■ EXERCISE AIM: Every line holding the string "title" is to be copied from the entries below.

RECORDS SHOWN START

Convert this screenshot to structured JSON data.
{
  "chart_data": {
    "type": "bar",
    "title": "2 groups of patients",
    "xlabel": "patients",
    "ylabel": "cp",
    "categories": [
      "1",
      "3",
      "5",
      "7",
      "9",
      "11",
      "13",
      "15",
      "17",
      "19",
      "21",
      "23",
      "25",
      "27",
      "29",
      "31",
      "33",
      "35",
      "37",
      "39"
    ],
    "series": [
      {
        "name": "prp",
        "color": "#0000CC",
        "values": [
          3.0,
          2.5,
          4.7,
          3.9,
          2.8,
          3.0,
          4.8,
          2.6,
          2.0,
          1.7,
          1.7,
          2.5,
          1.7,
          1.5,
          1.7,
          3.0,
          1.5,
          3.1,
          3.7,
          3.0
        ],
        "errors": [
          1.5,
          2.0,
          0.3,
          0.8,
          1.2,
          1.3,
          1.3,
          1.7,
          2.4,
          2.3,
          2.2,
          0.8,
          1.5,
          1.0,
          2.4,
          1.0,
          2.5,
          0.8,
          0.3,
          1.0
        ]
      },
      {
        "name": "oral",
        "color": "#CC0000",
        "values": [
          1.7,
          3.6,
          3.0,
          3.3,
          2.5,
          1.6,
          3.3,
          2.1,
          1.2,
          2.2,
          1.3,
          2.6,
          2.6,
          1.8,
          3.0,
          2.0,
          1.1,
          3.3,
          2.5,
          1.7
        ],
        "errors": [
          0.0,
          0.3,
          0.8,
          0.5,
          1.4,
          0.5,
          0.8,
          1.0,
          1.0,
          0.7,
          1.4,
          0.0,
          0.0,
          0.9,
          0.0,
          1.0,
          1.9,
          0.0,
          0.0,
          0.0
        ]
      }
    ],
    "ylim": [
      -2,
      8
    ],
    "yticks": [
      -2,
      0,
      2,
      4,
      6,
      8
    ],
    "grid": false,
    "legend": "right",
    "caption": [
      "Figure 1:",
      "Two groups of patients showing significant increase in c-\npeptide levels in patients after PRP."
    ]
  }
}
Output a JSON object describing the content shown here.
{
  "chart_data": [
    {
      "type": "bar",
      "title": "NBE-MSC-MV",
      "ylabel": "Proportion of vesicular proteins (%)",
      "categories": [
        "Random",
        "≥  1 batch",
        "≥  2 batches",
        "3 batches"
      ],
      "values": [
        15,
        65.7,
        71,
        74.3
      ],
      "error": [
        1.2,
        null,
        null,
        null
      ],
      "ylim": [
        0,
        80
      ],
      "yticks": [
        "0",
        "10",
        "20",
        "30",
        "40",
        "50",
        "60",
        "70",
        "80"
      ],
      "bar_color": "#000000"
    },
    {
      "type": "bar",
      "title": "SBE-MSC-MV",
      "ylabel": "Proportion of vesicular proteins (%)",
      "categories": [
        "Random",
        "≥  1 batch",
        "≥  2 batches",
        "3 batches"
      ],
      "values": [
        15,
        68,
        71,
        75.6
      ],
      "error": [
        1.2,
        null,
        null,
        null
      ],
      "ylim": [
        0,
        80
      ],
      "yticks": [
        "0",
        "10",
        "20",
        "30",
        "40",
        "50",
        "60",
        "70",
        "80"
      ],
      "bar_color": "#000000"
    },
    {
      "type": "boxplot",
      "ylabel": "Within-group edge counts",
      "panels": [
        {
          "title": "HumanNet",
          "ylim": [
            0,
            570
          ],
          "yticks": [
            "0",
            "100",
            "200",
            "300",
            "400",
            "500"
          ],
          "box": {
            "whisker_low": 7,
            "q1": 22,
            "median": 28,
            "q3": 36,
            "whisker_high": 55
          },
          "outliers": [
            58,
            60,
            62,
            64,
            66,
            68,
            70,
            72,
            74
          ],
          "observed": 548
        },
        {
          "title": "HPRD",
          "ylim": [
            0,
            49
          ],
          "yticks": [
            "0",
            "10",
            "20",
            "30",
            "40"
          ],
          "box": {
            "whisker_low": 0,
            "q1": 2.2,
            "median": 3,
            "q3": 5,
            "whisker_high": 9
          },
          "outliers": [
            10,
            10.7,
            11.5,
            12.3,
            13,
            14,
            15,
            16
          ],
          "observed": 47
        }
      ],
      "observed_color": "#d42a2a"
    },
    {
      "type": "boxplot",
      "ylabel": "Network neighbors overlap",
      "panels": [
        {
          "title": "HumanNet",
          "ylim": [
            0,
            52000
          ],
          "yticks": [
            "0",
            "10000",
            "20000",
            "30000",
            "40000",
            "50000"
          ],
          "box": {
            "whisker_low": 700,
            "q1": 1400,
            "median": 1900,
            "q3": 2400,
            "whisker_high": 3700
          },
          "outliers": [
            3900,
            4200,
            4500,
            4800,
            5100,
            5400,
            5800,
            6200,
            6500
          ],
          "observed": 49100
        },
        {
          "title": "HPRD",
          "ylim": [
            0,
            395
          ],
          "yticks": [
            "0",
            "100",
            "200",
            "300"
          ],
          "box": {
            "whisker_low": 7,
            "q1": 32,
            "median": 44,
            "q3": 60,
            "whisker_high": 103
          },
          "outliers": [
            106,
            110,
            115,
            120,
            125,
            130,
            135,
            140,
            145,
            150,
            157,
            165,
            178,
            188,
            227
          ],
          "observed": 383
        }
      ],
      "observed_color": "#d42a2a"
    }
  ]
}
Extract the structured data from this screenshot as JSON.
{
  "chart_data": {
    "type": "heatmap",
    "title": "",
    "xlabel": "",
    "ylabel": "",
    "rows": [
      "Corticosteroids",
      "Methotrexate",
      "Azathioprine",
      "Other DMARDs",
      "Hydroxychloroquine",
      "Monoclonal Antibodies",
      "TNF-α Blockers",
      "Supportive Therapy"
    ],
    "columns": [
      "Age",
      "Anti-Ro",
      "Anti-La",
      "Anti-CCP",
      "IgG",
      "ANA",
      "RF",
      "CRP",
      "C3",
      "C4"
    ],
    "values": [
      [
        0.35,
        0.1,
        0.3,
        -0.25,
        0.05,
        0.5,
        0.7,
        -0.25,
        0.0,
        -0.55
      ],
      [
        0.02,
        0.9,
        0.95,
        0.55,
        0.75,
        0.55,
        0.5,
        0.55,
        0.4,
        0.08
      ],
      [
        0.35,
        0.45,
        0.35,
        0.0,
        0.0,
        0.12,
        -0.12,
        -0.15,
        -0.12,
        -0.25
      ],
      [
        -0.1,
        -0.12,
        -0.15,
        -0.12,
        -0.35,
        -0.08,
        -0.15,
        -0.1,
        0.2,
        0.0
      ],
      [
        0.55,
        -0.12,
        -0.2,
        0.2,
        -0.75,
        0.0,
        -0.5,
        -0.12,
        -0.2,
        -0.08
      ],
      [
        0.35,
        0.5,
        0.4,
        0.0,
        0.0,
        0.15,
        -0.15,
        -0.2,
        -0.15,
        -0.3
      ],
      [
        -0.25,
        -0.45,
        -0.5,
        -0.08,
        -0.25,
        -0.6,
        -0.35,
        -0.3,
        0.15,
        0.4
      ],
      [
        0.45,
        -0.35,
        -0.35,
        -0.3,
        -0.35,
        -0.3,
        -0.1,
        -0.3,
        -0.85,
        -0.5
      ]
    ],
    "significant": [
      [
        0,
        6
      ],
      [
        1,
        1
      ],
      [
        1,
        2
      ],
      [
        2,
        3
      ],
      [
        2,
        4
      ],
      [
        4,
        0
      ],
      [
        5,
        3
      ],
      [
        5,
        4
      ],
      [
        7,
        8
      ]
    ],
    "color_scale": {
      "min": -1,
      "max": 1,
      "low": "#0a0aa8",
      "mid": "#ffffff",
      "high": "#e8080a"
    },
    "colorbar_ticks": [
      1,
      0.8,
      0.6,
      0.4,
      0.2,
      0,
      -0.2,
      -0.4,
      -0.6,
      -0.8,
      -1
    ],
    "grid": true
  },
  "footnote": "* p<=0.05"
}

RECORDS SHOWN END

■ WRITTEN REPLY:
    "title": "2 groups of patients",
      "title": "NBE-MSC-MV",
      "title": "SBE-MSC-MV",
          "title": "HumanNet",
          "title": "HPRD",
          "title": "HumanNet",
          "title": "HPRD",
    "title": "",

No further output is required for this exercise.